■ What is being asked:
Gather all lines in the records below that include the word "this".

■ Provided information:
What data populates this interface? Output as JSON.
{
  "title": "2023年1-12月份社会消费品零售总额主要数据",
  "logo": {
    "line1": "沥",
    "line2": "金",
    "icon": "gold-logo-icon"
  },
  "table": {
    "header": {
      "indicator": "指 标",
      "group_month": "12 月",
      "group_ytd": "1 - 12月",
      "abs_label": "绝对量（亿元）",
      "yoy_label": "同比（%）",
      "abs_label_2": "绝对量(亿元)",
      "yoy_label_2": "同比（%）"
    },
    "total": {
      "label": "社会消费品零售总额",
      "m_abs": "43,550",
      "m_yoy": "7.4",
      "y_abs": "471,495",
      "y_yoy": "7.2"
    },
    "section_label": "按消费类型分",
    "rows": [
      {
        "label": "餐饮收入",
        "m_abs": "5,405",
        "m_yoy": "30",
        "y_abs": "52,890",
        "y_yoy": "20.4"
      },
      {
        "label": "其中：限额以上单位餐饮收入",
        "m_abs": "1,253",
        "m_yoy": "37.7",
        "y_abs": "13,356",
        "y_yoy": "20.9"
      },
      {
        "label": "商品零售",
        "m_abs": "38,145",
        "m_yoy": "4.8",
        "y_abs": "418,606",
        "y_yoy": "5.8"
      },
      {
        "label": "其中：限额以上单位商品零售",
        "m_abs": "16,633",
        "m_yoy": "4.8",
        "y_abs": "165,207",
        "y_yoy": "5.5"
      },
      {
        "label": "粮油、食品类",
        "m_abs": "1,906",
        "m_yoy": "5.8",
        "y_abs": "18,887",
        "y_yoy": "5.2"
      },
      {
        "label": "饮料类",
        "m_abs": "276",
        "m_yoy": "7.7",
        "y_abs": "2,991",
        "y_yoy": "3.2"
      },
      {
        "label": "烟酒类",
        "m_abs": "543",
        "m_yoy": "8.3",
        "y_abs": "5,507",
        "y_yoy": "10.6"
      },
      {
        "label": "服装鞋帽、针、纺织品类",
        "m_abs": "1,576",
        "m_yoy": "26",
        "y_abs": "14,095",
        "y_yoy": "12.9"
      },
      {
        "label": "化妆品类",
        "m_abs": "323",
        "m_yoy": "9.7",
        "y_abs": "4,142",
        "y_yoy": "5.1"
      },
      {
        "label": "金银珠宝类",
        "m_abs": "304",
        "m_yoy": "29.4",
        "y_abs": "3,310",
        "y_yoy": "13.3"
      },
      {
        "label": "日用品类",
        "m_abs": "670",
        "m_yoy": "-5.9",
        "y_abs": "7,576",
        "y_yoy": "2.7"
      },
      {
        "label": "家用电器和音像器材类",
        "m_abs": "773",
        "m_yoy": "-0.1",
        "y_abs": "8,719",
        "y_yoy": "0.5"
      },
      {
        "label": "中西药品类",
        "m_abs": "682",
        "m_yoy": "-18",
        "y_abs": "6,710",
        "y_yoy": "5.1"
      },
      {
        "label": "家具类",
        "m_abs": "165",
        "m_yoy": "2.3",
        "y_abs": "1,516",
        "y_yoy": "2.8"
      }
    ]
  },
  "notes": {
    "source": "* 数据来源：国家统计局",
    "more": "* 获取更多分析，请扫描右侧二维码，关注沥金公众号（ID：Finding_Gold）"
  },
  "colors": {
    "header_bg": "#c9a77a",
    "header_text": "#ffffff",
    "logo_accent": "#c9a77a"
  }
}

...

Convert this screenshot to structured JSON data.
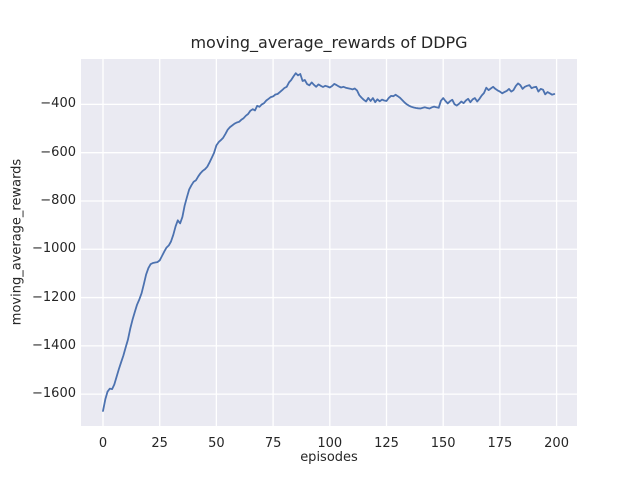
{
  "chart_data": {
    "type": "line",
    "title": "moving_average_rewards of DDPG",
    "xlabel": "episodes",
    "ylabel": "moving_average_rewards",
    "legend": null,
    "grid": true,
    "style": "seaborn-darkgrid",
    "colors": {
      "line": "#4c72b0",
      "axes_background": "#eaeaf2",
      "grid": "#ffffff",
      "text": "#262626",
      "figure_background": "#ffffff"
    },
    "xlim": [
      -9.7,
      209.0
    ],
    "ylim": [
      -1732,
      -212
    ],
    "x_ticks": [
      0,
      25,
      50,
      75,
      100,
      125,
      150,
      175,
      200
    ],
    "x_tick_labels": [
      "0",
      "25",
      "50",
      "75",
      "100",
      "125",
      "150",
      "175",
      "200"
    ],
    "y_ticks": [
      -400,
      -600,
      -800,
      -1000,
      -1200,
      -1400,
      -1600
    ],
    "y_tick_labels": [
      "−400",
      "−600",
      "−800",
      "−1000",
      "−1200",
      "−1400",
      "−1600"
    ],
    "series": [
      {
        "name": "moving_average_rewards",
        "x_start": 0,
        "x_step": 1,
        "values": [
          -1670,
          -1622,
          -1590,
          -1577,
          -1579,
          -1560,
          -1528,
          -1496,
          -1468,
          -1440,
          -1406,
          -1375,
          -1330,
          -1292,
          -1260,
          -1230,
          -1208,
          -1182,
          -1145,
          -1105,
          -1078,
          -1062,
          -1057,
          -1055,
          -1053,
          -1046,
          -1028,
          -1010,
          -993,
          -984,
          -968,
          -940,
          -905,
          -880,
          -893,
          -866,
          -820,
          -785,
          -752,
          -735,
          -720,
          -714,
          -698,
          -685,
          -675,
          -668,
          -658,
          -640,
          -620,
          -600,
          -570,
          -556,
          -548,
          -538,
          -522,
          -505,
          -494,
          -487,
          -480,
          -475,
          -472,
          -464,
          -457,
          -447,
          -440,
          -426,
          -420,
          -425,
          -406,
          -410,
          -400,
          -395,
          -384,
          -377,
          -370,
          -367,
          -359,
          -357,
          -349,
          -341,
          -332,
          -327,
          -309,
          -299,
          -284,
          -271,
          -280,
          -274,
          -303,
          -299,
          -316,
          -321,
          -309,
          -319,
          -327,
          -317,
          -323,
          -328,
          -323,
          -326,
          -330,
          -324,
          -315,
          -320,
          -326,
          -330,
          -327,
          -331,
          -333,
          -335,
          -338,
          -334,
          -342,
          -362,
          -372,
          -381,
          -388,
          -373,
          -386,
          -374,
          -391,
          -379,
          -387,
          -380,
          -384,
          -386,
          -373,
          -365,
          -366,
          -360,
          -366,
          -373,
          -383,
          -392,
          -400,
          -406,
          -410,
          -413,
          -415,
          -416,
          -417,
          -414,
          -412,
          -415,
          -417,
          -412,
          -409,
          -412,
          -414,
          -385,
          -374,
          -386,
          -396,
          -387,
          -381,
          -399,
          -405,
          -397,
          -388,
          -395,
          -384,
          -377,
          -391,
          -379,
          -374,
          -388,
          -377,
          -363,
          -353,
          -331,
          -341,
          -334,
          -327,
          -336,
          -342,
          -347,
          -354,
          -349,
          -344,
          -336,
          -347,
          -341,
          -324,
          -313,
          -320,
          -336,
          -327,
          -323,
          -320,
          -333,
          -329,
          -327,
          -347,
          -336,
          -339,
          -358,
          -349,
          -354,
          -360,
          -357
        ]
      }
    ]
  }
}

■ Response to the exercise:
What data populates this interface? Output as JSON.
Convert this screenshot to structured JSON data.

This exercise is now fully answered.